> _Problem requirements_:
List each line in which the string "Juli" appears.

> _Extracted entries_:
........

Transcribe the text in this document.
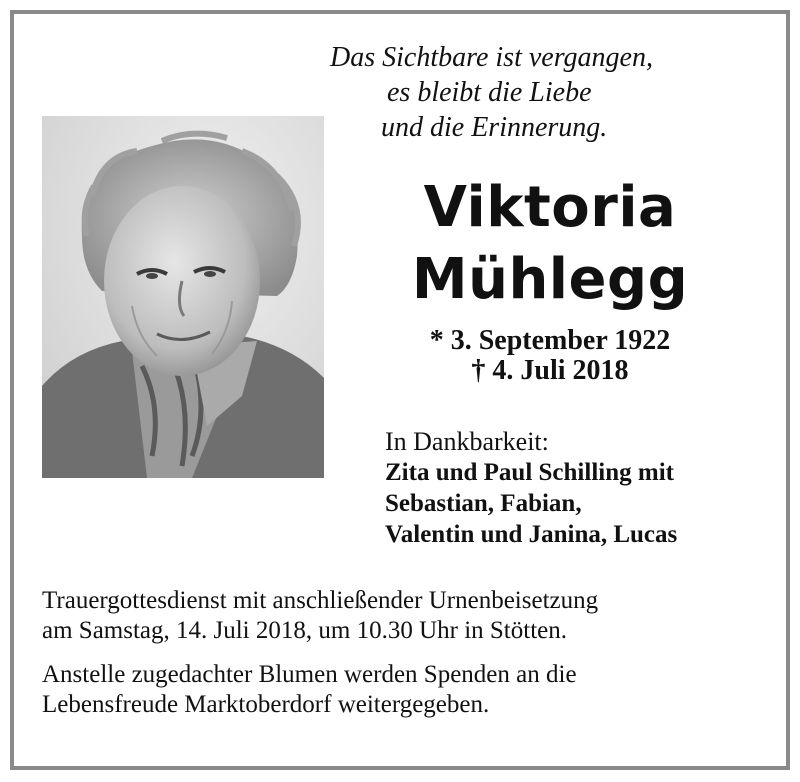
Das Sichtbare ist vergangen,
es bleibt die Liebe
und die Erinnerung.
Viktoria
Mühlegg
* 3. September 1922
† 4. Juli 2018
In Dankbarkeit:
Zita und Paul Schilling mit
Sebastian, Fabian,
Valentin und Janina, Lucas
Trauergottesdienst mit anschließender Urnenbeisetzung
am Samstag, 14. Juli 2018, um 10.30 Uhr in Stötten.
Anstelle zugedachter Blumen werden Spenden an die
Lebensfreude Marktoberdorf weitergegeben.
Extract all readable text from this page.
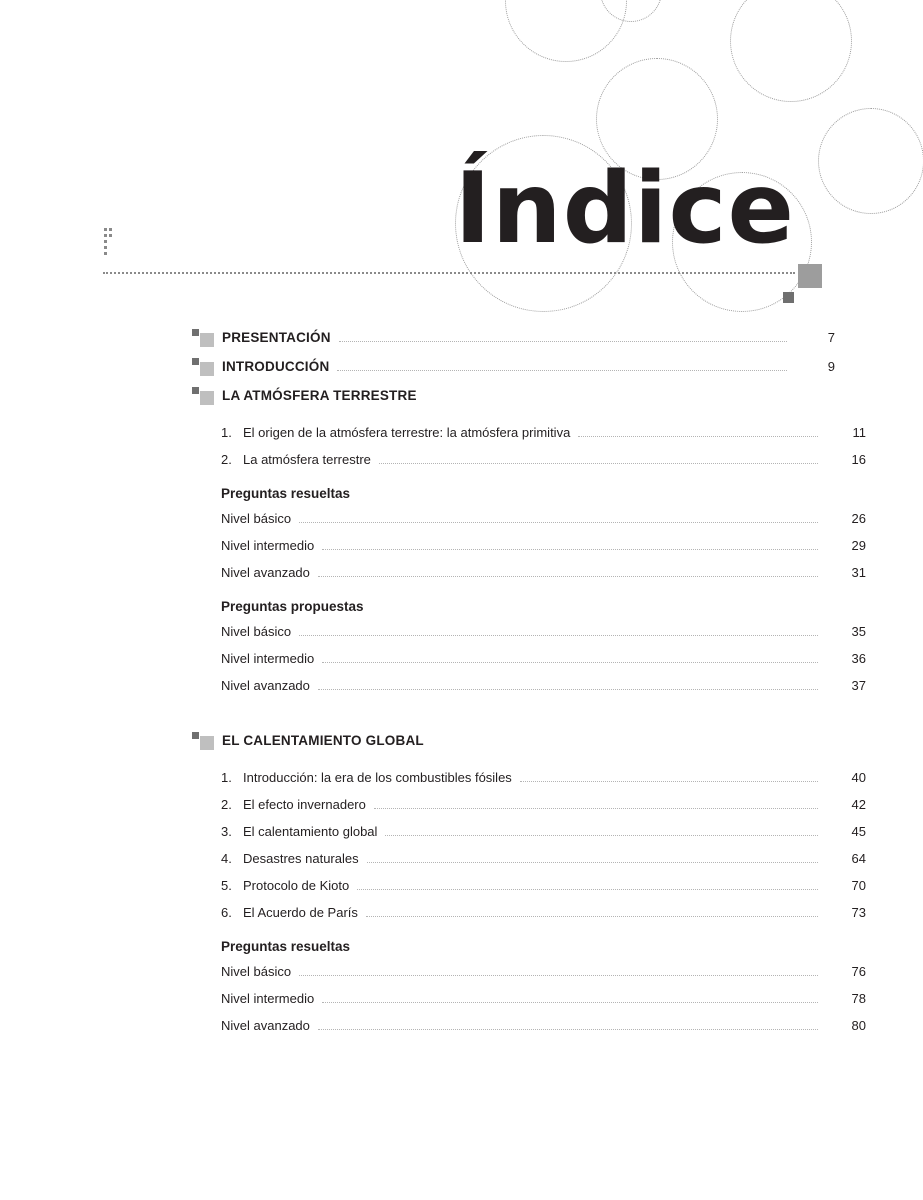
Índice
PRESENTACIÓN	7
INTRODUCCIÓN	9
LA ATMÓSFERA TERRESTRE
1. El origen de la atmósfera terrestre: la atmósfera primitiva	11
2. La atmósfera terrestre	16
Preguntas resueltas
Nivel básico	26
Nivel intermedio	29
Nivel avanzado	31
Preguntas propuestas
Nivel básico	35
Nivel intermedio	36
Nivel avanzado	37
EL CALENTAMIENTO GLOBAL
1. Introducción: la era de los combustibles fósiles	40
2. El efecto invernadero	42
3. El calentamiento global	45
4. Desastres naturales	64
5. Protocolo de Kioto	70
6. El Acuerdo de París	73
Preguntas resueltas
Nivel básico	76
Nivel intermedio	78
Nivel avanzado	80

........

> _Exercise output_:
† 4. Juli 2018
am Samstag, 14. Juli 2018, um 10.30 Uhr in Stötten.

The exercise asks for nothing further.